- [DATA FOR THIS TASK]:
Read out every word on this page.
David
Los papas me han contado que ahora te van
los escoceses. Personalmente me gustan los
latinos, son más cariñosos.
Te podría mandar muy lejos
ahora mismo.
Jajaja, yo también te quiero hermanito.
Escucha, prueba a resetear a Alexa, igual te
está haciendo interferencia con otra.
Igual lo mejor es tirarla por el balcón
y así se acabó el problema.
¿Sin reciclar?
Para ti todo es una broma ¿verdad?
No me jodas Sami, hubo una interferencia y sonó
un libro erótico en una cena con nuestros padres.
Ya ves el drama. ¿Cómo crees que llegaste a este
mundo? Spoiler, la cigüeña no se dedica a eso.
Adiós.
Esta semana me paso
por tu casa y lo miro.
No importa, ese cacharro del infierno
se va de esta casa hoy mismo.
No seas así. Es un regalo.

- [EXERCISE TASK]:
Write out every line of the listing that holds the word "mismo".

- [FINISHED TASK]:
ahora mismo.
se va de esta casa hoy mismo.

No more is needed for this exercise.